Exact reproduction is required for all entries.

══ SUPPLIED RECORDS ══

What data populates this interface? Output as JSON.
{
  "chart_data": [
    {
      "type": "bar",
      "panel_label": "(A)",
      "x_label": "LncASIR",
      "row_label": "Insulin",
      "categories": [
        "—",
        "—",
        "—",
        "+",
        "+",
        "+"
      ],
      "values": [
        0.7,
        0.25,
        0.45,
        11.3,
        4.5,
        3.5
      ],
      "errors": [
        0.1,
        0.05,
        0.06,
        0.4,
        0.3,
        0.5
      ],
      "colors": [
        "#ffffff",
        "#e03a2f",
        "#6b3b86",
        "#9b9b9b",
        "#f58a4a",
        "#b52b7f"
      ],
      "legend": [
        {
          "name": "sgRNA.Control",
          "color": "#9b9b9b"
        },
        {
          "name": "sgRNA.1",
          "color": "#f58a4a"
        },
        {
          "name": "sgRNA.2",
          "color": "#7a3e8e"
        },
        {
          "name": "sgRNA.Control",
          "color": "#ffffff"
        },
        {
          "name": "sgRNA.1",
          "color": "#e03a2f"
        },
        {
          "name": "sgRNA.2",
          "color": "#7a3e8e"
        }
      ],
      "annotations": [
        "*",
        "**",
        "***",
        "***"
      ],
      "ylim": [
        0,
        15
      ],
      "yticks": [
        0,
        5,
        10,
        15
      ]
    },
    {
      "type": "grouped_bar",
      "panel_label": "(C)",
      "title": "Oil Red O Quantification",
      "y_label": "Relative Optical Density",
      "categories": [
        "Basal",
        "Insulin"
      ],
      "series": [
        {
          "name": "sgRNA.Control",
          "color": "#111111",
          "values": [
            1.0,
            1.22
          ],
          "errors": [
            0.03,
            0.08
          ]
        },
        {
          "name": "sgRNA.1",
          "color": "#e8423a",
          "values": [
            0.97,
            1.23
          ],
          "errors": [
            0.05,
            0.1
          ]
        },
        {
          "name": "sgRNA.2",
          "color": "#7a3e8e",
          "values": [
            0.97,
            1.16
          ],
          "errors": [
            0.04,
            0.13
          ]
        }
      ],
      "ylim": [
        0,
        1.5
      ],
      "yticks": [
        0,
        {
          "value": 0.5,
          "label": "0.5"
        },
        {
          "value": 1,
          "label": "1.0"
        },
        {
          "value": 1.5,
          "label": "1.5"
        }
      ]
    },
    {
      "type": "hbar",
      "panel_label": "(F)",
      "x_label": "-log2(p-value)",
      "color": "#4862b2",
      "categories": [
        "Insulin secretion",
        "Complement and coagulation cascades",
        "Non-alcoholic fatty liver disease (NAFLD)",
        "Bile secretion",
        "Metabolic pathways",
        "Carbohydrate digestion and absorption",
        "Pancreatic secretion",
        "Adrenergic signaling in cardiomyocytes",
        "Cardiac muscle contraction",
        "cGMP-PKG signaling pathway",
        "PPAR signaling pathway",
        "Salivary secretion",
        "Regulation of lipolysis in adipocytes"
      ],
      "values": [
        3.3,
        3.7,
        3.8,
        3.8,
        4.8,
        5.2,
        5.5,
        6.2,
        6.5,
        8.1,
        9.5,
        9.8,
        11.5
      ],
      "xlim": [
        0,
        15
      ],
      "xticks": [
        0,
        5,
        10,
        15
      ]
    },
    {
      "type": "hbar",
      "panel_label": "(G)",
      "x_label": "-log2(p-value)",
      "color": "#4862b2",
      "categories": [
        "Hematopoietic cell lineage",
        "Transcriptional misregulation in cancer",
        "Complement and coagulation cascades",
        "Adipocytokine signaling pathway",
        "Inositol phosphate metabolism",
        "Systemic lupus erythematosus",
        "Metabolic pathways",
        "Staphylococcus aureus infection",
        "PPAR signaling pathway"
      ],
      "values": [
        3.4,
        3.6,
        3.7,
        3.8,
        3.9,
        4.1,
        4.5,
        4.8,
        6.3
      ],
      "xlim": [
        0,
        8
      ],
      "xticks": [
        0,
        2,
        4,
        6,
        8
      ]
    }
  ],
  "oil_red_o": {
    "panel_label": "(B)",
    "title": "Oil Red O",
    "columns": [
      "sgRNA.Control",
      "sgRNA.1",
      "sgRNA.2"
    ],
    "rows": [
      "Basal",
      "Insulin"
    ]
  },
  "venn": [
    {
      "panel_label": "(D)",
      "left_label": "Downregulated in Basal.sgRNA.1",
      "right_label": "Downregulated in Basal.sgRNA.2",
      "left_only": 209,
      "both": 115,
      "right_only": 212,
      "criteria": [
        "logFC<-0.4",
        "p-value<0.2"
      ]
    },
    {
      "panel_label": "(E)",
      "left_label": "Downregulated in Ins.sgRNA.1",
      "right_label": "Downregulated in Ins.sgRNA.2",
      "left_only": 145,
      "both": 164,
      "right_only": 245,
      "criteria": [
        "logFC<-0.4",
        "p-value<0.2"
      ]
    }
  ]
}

═══

EXERCISE OUTPUT
What data populates this interface? Output as JSON.
{
  "chart_data": [
    {
      "type": "bar",
      "panel_label": "(A)",
      "x_label": "LncASIR",
      "row_label": "Insulin",
      "categories": [
        "—",
        "—",
        "—",
        "+",
        "+",
        "+"
      ],
      "values": [
        0.7,
        0.25,
        0.45,
        11.3,
        4.5,
        3.5
      ],
      "errors": [
        0.1,
        0.05,
        0.06,
        0.4,
        0.3,
        0.5
      ],
      "colors": [
        "#ffffff",
        "#e03a2f",
        "#6b3b86",
        "#9b9b9b",
        "#f58a4a",
        "#b52b7f"
      ],
      "legend": [
        {
          "name": "sgRNA.Control",
          "color": "#9b9b9b"
        },
        {
          "name": "sgRNA.1",
          "color": "#f58a4a"
        },
        {
          "name": "sgRNA.2",
          "color": "#7a3e8e"
        },
        {
          "name": "sgRNA.Control",
          "color": "#ffffff"
        },
        {
          "name": "sgRNA.1",
          "color": "#e03a2f"
        },
        {
          "name": "sgRNA.2",
          "color": "#7a3e8e"
        }
      ],
      "annotations": [
        "*",
        "**",
        "***",
        "***"
      ],
      "ylim": [
        0,
        15
      ],
      "yticks": [
        0,
        5,
        10,
        15
      ]
    },
    {
      "type": "grouped_bar",
      "panel_label": "(C)",
      "title": "Oil Red O Quantification",
      "y_label": "Relative Optical Density",
      "categories": [
        "Basal",
        "Insulin"
      ],
      "series": [
        {
          "name": "sgRNA.Control",
          "color": "#111111",
          "values": [
            1.0,
            1.22
          ],
          "errors": [
            0.03,
            0.08
          ]
        },
        {
          "name": "sgRNA.1",
          "color": "#e8423a",
          "values": [
            0.97,
            1.23
          ],
          "errors": [
            0.05,
            0.1
          ]
        },
        {
          "name": "sgRNA.2",
          "color": "#7a3e8e",
          "values": [
            0.97,
            1.16
          ],
          "errors": [
            0.04,
            0.13
          ]
        }
      ],
      "ylim": [
        0,
        1.5
      ],
      "yticks": [
        0,
        {
          "value": 0.5,
          "label": "0.5"
        },
        {
          "value": 1,
          "label": "1.0"
        },
        {
          "value": 1.5,
          "label": "1.5"
        }
      ]
    },
    {
      "type": "hbar",
      "panel_label": "(F)",
      "x_label": "-log2(p-value)",
      "color": "#4862b2",
      "categories": [
        "Insulin secretion",
        "Complement and coagulation cascades",
        "Non-alcoholic fatty liver disease (NAFLD)",
        "Bile secretion",
        "Metabolic pathways",
        "Carbohydrate digestion and absorption",
        "Pancreatic secretion",
        "Adrenergic signaling in cardiomyocytes",
        "Cardiac muscle contraction",
        "cGMP-PKG signaling pathway",
        "PPAR signaling pathway",
        "Salivary secretion",
        "Regulation of lipolysis in adipocytes"
      ],
      "values": [
        3.3,
        3.7,
        3.8,
        3.8,
        4.8,
        5.2,
        5.5,
        6.2,
        6.5,
        8.1,
        9.5,
        9.8,
        11.5
      ],
      "xlim": [
        0,
        15
      ],
      "xticks": [
        0,
        5,
        10,
        15
      ]
    },
    {
      "type": "hbar",
      "panel_label": "(G)",
      "x_label": "-log2(p-value)",
      "color": "#4862b2",
      "categories": [
        "Hematopoietic cell lineage",
        "Transcriptional misregulation in cancer",
        "Complement and coagulation cascades",
        "Adipocytokine signaling pathway",
        "Inositol phosphate metabolism",
        "Systemic lupus erythematosus",
        "Metabolic pathways",
        "Staphylococcus aureus infection",
        "PPAR signaling pathway"
      ],
      "values": [
        3.4,
        3.6,
        3.7,
        3.8,
        3.9,
        4.1,
        4.5,
        4.8,
        6.3
      ],
      "xlim": [
        0,
        8
      ],
      "xticks": [
        0,
        2,
        4,
        6,
        8
      ]
    }
  ],
  "oil_red_o": {
    "panel_label": "(B)",
    "title": "Oil Red O",
    "columns": [
      "sgRNA.Control",
      "sgRNA.1",
      "sgRNA.2"
    ],
    "rows": [
      "Basal",
      "Insulin"
    ]
  },
  "venn": [
    {
      "panel_label": "(D)",
      "left_label": "Downregulated in Basal.sgRNA.1",
      "right_label": "Downregulated in Basal.sgRNA.2",
      "left_only": 209,
      "both": 115,
      "right_only": 212,
      "criteria": [
        "logFC<-0.4",
        "p-value<0.2"
      ]
    },
    {
      "panel_label": "(E)",
      "left_label": "Downregulated in Ins.sgRNA.1",
      "right_label": "Downregulated in Ins.sgRNA.2",
      "left_only": 145,
      "both": 164,
      "right_only": 245,
      "criteria": [
        "logFC<-0.4",
        "p-value<0.2"
      ]
    }
  ]
}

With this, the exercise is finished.